▸ **PROBLEM TO WORK ON**: Read the records and write them out again exactly.

═════ RECORDS FOR PROCESSING ═════

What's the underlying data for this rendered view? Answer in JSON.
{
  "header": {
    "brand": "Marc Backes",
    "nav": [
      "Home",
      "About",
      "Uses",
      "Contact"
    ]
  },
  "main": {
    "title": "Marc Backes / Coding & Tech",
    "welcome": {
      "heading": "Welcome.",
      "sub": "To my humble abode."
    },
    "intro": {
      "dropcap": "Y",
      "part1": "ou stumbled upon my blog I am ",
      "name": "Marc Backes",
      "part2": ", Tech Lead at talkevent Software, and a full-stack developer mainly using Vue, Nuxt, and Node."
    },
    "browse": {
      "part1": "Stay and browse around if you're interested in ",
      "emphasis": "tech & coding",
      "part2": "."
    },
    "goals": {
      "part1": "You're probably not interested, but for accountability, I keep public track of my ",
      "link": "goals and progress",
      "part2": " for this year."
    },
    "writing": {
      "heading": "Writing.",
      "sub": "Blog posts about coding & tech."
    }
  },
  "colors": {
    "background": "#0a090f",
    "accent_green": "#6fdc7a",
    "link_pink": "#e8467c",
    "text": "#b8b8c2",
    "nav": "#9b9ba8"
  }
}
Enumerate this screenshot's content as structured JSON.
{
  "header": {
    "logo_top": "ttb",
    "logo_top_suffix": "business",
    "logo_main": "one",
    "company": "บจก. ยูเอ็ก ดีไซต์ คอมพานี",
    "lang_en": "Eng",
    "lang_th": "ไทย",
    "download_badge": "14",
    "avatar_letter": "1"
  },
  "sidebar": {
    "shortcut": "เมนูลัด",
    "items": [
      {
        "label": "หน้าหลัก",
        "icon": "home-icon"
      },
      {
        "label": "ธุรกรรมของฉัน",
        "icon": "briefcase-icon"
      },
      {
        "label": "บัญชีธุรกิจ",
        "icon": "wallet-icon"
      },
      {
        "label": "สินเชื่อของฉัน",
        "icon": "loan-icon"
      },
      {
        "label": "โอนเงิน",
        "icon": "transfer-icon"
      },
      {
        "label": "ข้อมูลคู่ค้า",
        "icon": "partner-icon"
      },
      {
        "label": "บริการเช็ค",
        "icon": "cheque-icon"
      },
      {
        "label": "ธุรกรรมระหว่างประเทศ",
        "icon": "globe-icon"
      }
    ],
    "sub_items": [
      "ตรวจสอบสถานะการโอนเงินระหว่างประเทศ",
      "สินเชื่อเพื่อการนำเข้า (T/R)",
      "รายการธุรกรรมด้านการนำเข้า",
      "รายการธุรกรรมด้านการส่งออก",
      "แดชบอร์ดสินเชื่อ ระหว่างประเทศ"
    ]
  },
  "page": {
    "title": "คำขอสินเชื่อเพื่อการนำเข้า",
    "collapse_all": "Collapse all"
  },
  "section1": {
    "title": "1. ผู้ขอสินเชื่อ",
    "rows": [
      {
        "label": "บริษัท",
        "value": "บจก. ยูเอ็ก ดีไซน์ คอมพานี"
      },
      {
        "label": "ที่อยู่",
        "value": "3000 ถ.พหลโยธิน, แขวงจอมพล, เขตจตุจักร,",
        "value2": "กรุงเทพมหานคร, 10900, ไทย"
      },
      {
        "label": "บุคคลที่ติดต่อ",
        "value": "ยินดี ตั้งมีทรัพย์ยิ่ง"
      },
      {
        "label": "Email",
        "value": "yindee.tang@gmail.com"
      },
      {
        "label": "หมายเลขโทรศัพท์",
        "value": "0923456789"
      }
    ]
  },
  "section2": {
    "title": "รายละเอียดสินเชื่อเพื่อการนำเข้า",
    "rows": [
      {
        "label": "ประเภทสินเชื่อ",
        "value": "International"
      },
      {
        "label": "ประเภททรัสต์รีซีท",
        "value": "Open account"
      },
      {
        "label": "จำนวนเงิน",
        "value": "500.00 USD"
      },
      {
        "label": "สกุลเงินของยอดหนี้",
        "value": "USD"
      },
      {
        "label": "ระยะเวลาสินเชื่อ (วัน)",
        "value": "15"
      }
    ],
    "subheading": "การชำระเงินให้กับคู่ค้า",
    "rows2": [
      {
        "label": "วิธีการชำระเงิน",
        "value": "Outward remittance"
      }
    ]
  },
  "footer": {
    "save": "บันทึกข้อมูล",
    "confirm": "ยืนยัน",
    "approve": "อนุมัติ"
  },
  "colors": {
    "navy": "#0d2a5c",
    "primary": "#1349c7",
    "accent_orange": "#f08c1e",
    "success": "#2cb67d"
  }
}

═════

▸ **ANSWER FOR THE TASK**:
What's the underlying data for this rendered view? Answer in JSON.
{
  "header": {
    "brand": "Marc Backes",
    "nav": [
      "Home",
      "About",
      "Uses",
      "Contact"
    ]
  },
  "main": {
    "title": "Marc Backes / Coding & Tech",
    "welcome": {
      "heading": "Welcome.",
      "sub": "To my humble abode."
    },
    "intro": {
      "dropcap": "Y",
      "part1": "ou stumbled upon my blog I am ",
      "name": "Marc Backes",
      "part2": ", Tech Lead at talkevent Software, and a full-stack developer mainly using Vue, Nuxt, and Node."
    },
    "browse": {
      "part1": "Stay and browse around if you're interested in ",
      "emphasis": "tech & coding",
      "part2": "."
    },
    "goals": {
      "part1": "You're probably not interested, but for accountability, I keep public track of my ",
      "link": "goals and progress",
      "part2": " for this year."
    },
    "writing": {
      "heading": "Writing.",
      "sub": "Blog posts about coding & tech."
    }
  },
  "colors": {
    "background": "#0a090f",
    "accent_green": "#6fdc7a",
    "link_pink": "#e8467c",
    "text": "#b8b8c2",
    "nav": "#9b9ba8"
  }
}
Enumerate this screenshot's content as structured JSON.
{
  "header": {
    "logo_top": "ttb",
    "logo_top_suffix": "business",
    "logo_main": "one",
    "company": "บจก. ยูเอ็ก ดีไซต์ คอมพานี",
    "lang_en": "Eng",
    "lang_th": "ไทย",
    "download_badge": "14",
    "avatar_letter": "1"
  },
  "sidebar": {
    "shortcut": "เมนูลัด",
    "items": [
      {
        "label": "หน้าหลัก",
        "icon": "home-icon"
      },
      {
        "label": "ธุรกรรมของฉัน",
        "icon": "briefcase-icon"
      },
      {
        "label": "บัญชีธุรกิจ",
        "icon": "wallet-icon"
      },
      {
        "label": "สินเชื่อของฉัน",
        "icon": "loan-icon"
      },
      {
        "label": "โอนเงิน",
        "icon": "transfer-icon"
      },
      {
        "label": "ข้อมูลคู่ค้า",
        "icon": "partner-icon"
      },
      {
        "label": "บริการเช็ค",
        "icon": "cheque-icon"
      },
      {
        "label": "ธุรกรรมระหว่างประเทศ",
        "icon": "globe-icon"
      }
    ],
    "sub_items": [
      "ตรวจสอบสถานะการโอนเงินระหว่างประเทศ",
      "สินเชื่อเพื่อการนำเข้า (T/R)",
      "รายการธุรกรรมด้านการนำเข้า",
      "รายการธุรกรรมด้านการส่งออก",
      "แดชบอร์ดสินเชื่อ ระหว่างประเทศ"
    ]
  },
  "page": {
    "title": "คำขอสินเชื่อเพื่อการนำเข้า",
    "collapse_all": "Collapse all"
  },
  "section1": {
    "title": "1. ผู้ขอสินเชื่อ",
    "rows": [
      {
        "label": "บริษัท",
        "value": "บจก. ยูเอ็ก ดีไซน์ คอมพานี"
      },
      {
        "label": "ที่อยู่",
        "value": "3000 ถ.พหลโยธิน, แขวงจอมพล, เขตจตุจักร,",
        "value2": "กรุงเทพมหานคร, 10900, ไทย"
      },
      {
        "label": "บุคคลที่ติดต่อ",
        "value": "ยินดี ตั้งมีทรัพย์ยิ่ง"
      },
      {
        "label": "Email",
        "value": "yindee.tang@gmail.com"
      },
      {
        "label": "หมายเลขโทรศัพท์",
        "value": "0923456789"
      }
    ]
  },
  "section2": {
    "title": "รายละเอียดสินเชื่อเพื่อการนำเข้า",
    "rows": [
      {
        "label": "ประเภทสินเชื่อ",
        "value": "International"
      },
      {
        "label": "ประเภททรัสต์รีซีท",
        "value": "Open account"
      },
      {
        "label": "จำนวนเงิน",
        "value": "500.00 USD"
      },
      {
        "label": "สกุลเงินของยอดหนี้",
        "value": "USD"
      },
      {
        "label": "ระยะเวลาสินเชื่อ (วัน)",
        "value": "15"
      }
    ],
    "subheading": "การชำระเงินให้กับคู่ค้า",
    "rows2": [
      {
        "label": "วิธีการชำระเงิน",
        "value": "Outward remittance"
      }
    ]
  },
  "footer": {
    "save": "บันทึกข้อมูล",
    "confirm": "ยืนยัน",
    "approve": "อนุมัติ"
  },
  "colors": {
    "navy": "#0d2a5c",
    "primary": "#1349c7",
    "accent_orange": "#f08c1e",
    "success": "#2cb67d"
  }
}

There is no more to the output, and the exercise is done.